[Set task]:
Write the material out again, line by line, exactly as it is.

+++++

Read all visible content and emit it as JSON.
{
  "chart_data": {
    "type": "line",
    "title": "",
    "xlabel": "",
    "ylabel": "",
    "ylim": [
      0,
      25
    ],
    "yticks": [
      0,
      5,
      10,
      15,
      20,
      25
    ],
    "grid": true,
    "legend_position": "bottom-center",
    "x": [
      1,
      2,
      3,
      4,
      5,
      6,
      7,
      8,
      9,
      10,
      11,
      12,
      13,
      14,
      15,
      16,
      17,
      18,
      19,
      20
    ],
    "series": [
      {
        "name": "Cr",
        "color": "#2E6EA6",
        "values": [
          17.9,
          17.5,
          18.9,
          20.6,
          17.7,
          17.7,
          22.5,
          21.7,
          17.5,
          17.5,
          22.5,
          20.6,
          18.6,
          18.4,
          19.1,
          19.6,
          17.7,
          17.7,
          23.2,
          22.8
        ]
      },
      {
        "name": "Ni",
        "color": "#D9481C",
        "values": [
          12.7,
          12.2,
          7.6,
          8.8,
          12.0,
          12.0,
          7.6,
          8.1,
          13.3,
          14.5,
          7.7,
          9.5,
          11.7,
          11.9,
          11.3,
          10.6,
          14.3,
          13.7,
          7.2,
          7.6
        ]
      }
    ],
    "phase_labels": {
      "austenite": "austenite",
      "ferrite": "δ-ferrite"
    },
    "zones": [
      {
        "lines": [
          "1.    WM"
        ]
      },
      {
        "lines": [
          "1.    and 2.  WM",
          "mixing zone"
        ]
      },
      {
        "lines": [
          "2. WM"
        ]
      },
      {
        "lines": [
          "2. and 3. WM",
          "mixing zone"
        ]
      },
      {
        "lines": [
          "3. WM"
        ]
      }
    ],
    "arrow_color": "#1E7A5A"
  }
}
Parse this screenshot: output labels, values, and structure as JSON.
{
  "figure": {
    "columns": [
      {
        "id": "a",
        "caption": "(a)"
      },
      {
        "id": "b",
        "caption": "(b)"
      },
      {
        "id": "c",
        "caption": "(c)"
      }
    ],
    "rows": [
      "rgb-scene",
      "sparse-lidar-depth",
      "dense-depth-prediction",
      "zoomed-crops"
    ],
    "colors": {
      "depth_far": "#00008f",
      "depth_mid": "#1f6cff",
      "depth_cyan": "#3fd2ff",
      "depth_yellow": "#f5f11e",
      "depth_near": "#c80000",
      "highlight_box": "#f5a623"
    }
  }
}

+++++

[Solution]:
Read all visible content and emit it as JSON.
{
  "chart_data": {
    "type": "line",
    "title": "",
    "xlabel": "",
    "ylabel": "",
    "ylim": [
      0,
      25
    ],
    "yticks": [
      0,
      5,
      10,
      15,
      20,
      25
    ],
    "grid": true,
    "legend_position": "bottom-center",
    "x": [
      1,
      2,
      3,
      4,
      5,
      6,
      7,
      8,
      9,
      10,
      11,
      12,
      13,
      14,
      15,
      16,
      17,
      18,
      19,
      20
    ],
    "series": [
      {
        "name": "Cr",
        "color": "#2E6EA6",
        "values": [
          17.9,
          17.5,
          18.9,
          20.6,
          17.7,
          17.7,
          22.5,
          21.7,
          17.5,
          17.5,
          22.5,
          20.6,
          18.6,
          18.4,
          19.1,
          19.6,
          17.7,
          17.7,
          23.2,
          22.8
        ]
      },
      {
        "name": "Ni",
        "color": "#D9481C",
        "values": [
          12.7,
          12.2,
          7.6,
          8.8,
          12.0,
          12.0,
          7.6,
          8.1,
          13.3,
          14.5,
          7.7,
          9.5,
          11.7,
          11.9,
          11.3,
          10.6,
          14.3,
          13.7,
          7.2,
          7.6
        ]
      }
    ],
    "phase_labels": {
      "austenite": "austenite",
      "ferrite": "δ-ferrite"
    },
    "zones": [
      {
        "lines": [
          "1.    WM"
        ]
      },
      {
        "lines": [
          "1.    and 2.  WM",
          "mixing zone"
        ]
      },
      {
        "lines": [
          "2. WM"
        ]
      },
      {
        "lines": [
          "2. and 3. WM",
          "mixing zone"
        ]
      },
      {
        "lines": [
          "3. WM"
        ]
      }
    ],
    "arrow_color": "#1E7A5A"
  }
}
Parse this screenshot: output labels, values, and structure as JSON.
{
  "figure": {
    "columns": [
      {
        "id": "a",
        "caption": "(a)"
      },
      {
        "id": "b",
        "caption": "(b)"
      },
      {
        "id": "c",
        "caption": "(c)"
      }
    ],
    "rows": [
      "rgb-scene",
      "sparse-lidar-depth",
      "dense-depth-prediction",
      "zoomed-crops"
    ],
    "colors": {
      "depth_far": "#00008f",
      "depth_mid": "#1f6cff",
      "depth_cyan": "#3fd2ff",
      "depth_yellow": "#f5f11e",
      "depth_near": "#c80000",
      "highlight_box": "#f5a623"
    }
  }
}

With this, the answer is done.